» Set task:
Search the records for "Change" and copy each line that holds it.

» Given data:
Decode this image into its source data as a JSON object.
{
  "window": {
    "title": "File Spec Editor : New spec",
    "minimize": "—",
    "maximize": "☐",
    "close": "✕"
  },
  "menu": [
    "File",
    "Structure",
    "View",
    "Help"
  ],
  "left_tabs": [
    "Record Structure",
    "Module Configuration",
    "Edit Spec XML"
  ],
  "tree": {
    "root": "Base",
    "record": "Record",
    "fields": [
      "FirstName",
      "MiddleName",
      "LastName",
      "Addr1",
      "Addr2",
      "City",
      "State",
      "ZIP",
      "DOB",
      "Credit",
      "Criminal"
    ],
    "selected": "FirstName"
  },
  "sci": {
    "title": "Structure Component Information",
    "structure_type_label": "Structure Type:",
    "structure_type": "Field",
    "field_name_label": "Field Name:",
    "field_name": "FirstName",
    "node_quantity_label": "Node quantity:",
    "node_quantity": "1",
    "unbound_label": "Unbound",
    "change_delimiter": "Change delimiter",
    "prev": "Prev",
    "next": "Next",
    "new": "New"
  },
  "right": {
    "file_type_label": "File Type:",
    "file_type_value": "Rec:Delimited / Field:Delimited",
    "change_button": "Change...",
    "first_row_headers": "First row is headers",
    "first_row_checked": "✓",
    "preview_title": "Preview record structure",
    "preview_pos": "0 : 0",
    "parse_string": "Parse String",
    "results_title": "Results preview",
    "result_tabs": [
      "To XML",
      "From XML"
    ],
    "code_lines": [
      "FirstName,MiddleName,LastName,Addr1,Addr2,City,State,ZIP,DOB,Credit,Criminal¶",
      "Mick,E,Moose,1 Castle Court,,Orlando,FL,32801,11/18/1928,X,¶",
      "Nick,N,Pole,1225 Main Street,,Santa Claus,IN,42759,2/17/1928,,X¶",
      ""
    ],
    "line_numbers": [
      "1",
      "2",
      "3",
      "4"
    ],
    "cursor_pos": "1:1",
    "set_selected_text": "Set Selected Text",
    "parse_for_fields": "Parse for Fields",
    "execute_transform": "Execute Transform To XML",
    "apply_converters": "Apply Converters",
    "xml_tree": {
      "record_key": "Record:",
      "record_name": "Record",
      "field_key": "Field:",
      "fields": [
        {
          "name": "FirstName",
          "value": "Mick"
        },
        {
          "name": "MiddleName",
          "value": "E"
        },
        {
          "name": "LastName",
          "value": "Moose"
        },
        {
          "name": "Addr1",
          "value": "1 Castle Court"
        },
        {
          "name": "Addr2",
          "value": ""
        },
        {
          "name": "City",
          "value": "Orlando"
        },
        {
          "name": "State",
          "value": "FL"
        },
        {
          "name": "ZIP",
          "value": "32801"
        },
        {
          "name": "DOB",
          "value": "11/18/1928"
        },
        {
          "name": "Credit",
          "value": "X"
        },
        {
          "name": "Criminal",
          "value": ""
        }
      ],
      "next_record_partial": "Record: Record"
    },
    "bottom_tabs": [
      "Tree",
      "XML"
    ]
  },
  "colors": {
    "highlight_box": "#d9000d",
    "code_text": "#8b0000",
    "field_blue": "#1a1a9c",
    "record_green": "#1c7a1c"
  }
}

» Result below:
    "change_delimiter": "Change delimiter",
    "change_button": "Change...",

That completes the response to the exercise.